**STATED GOAL:** Below are the records. Gather each line that holds "смородины".

**RECORDS SUPPLIED:**

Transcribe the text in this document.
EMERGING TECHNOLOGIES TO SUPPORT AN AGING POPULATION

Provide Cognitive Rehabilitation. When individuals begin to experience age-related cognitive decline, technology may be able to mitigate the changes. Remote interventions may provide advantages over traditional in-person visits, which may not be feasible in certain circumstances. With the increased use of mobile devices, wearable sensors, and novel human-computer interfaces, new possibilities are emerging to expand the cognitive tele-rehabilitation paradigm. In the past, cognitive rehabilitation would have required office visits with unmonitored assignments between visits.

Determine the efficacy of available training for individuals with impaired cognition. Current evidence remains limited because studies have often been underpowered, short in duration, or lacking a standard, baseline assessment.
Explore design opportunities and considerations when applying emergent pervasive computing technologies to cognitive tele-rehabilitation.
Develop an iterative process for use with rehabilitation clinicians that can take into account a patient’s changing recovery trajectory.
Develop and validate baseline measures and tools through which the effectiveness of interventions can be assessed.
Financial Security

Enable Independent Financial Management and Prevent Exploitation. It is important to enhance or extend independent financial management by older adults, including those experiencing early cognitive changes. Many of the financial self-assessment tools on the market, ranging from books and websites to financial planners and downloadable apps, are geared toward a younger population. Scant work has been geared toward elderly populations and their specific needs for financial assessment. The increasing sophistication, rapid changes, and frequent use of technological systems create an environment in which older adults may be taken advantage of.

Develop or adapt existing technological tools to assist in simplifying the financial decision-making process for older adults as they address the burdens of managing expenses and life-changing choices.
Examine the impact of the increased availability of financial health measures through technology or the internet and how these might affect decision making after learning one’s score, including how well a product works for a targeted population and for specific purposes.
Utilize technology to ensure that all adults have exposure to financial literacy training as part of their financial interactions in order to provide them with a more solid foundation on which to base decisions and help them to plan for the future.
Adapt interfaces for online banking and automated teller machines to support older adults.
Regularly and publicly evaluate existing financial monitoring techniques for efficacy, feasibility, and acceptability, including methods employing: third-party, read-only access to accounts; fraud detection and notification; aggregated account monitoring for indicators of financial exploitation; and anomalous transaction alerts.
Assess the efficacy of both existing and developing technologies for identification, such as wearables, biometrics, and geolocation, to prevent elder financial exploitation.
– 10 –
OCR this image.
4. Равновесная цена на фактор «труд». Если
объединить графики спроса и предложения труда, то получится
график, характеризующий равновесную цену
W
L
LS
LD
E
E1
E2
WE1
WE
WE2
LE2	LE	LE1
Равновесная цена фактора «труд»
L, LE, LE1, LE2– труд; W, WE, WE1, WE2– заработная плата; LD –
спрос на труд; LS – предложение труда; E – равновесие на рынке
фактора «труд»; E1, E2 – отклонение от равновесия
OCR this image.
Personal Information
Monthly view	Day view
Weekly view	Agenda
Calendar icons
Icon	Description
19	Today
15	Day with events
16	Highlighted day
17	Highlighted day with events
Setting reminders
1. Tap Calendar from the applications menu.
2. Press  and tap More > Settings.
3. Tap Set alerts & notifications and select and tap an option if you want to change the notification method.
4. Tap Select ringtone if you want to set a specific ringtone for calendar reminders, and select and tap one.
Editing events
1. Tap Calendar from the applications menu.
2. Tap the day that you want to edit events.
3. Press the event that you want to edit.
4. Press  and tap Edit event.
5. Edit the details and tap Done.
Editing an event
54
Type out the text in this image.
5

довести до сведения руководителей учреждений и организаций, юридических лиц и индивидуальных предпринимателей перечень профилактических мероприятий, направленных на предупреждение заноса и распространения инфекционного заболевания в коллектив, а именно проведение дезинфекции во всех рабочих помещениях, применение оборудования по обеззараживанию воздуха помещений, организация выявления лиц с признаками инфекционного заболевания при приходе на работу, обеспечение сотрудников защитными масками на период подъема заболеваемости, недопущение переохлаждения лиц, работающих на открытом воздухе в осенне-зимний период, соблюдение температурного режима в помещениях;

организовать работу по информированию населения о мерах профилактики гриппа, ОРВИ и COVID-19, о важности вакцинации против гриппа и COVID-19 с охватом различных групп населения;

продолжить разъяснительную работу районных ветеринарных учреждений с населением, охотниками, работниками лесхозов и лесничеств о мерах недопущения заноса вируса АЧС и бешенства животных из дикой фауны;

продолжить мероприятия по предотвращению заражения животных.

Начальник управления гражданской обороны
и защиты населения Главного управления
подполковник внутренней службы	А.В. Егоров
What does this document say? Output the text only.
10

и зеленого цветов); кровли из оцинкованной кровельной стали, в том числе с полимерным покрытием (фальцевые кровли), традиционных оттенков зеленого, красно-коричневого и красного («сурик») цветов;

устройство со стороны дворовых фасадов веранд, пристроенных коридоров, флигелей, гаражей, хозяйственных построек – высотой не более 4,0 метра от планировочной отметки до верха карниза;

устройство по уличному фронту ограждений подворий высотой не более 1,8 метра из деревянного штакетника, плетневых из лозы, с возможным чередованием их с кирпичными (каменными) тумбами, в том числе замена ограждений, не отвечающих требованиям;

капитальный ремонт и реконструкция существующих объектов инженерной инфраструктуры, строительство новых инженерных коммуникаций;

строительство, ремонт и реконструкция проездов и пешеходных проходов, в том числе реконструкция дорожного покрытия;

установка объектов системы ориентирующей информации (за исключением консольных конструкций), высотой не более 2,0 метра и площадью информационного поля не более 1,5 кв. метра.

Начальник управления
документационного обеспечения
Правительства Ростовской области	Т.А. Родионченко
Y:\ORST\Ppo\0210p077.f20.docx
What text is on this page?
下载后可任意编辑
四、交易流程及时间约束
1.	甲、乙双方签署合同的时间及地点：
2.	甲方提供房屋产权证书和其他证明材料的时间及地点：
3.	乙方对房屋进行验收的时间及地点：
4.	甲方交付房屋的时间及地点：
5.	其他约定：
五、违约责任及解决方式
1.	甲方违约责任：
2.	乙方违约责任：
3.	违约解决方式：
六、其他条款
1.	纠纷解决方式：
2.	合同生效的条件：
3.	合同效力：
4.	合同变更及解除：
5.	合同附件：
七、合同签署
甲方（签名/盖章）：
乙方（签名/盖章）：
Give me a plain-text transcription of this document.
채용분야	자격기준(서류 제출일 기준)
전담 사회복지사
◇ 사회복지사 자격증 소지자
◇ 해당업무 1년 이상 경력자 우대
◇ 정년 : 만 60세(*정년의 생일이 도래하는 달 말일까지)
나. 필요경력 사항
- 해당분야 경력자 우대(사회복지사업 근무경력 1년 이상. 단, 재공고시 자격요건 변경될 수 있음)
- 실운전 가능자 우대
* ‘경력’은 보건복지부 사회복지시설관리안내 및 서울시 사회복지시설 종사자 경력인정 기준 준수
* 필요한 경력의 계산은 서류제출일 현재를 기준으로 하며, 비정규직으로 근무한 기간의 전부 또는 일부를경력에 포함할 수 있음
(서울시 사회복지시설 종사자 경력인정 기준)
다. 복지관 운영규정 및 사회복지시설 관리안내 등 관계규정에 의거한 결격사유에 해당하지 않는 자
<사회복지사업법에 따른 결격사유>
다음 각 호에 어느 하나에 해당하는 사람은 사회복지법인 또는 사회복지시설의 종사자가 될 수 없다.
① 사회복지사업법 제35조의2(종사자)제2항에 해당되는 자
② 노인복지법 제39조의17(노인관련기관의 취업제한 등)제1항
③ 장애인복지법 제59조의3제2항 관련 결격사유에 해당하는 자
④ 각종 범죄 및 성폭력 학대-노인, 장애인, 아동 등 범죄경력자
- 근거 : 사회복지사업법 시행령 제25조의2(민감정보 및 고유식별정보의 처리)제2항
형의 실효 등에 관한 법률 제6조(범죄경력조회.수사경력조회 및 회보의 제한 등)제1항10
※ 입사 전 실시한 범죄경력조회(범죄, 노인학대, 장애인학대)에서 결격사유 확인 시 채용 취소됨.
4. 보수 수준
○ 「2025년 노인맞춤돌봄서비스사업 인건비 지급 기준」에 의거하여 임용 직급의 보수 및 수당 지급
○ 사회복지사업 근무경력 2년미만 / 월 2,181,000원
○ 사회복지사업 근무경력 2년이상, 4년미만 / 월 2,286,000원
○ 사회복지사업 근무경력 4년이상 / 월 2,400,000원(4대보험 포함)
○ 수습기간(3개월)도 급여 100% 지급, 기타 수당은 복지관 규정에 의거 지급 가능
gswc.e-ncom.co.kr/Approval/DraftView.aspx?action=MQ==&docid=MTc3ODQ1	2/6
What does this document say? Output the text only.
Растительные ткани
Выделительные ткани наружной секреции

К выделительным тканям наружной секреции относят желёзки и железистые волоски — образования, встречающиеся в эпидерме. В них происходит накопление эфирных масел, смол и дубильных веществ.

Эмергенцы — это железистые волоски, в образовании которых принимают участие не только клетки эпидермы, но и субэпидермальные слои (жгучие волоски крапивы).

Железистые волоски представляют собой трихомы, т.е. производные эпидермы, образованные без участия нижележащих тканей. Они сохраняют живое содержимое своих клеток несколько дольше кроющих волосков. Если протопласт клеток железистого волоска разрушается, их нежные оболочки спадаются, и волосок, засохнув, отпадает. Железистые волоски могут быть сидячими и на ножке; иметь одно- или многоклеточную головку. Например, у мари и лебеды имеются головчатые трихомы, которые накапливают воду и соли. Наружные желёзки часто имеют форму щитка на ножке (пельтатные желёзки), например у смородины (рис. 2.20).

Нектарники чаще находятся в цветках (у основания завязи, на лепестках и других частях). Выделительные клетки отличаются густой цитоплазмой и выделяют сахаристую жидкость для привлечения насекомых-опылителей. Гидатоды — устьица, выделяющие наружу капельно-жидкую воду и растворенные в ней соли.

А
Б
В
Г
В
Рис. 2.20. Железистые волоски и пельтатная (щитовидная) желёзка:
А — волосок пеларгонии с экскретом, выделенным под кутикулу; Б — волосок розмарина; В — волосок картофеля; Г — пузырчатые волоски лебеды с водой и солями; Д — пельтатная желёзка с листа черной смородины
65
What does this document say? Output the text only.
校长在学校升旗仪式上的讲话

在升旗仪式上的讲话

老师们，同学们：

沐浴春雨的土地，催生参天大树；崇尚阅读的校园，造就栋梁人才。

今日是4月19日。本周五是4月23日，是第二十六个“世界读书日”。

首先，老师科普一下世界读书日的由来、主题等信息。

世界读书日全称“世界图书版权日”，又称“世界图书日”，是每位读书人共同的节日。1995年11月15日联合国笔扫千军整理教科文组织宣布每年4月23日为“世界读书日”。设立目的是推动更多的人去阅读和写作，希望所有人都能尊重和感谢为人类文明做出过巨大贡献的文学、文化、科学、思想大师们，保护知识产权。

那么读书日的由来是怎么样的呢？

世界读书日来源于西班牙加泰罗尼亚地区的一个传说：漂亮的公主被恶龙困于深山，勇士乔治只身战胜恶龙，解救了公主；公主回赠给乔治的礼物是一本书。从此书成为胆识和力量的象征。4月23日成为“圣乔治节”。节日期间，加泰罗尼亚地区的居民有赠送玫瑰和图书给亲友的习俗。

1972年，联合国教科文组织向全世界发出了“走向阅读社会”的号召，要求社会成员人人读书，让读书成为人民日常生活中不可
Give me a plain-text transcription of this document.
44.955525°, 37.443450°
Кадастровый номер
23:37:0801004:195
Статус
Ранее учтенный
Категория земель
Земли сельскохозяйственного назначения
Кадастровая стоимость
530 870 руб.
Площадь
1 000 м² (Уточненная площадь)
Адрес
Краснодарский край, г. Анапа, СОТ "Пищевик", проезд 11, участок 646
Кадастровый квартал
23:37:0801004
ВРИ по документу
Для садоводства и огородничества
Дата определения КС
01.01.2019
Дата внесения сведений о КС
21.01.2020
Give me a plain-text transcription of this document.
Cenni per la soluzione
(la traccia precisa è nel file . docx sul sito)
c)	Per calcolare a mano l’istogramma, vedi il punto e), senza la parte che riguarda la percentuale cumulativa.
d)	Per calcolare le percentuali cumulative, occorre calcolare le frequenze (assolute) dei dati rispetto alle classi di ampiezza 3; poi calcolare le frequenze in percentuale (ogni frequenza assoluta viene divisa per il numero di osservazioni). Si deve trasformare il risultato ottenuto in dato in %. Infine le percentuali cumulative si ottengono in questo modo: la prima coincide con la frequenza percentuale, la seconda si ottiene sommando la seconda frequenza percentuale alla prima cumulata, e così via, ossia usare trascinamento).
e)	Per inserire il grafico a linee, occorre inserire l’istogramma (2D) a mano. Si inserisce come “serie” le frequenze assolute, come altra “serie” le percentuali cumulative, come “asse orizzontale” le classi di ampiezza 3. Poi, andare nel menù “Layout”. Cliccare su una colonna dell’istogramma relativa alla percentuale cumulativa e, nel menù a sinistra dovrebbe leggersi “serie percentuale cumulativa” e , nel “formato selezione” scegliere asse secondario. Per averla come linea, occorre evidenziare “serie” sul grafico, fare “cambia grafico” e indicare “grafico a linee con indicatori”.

**COMPLETE ANSWER:**
Железистые волоски представляют собой трихомы, т.е. производные эпидермы, образованные без участия нижележащих тканей. Они сохраняют живое содержимое своих клеток несколько дольше кроющих волосков. Если протопласт клеток железистого волоска разрушается, их нежные оболочки спадаются, и волосок, засохнув, отпадает. Железистые волоски могут быть сидячими и на ножке; иметь одно- или многоклеточную головку. Например, у мари и лебеды имеются головчатые трихомы, которые накапливают воду и соли. Наружные желёзки часто имеют форму щитка на ножке (пельтатные желёзки), например у смородины (рис. 2.20).
А — волосок пеларгонии с экскретом, выделенным под кутикулу; Б — волосок розмарина; В — волосок картофеля; Г — пузырчатые волоски лебеды с водой и солями; Д — пельтатная желёзка с листа черной смородины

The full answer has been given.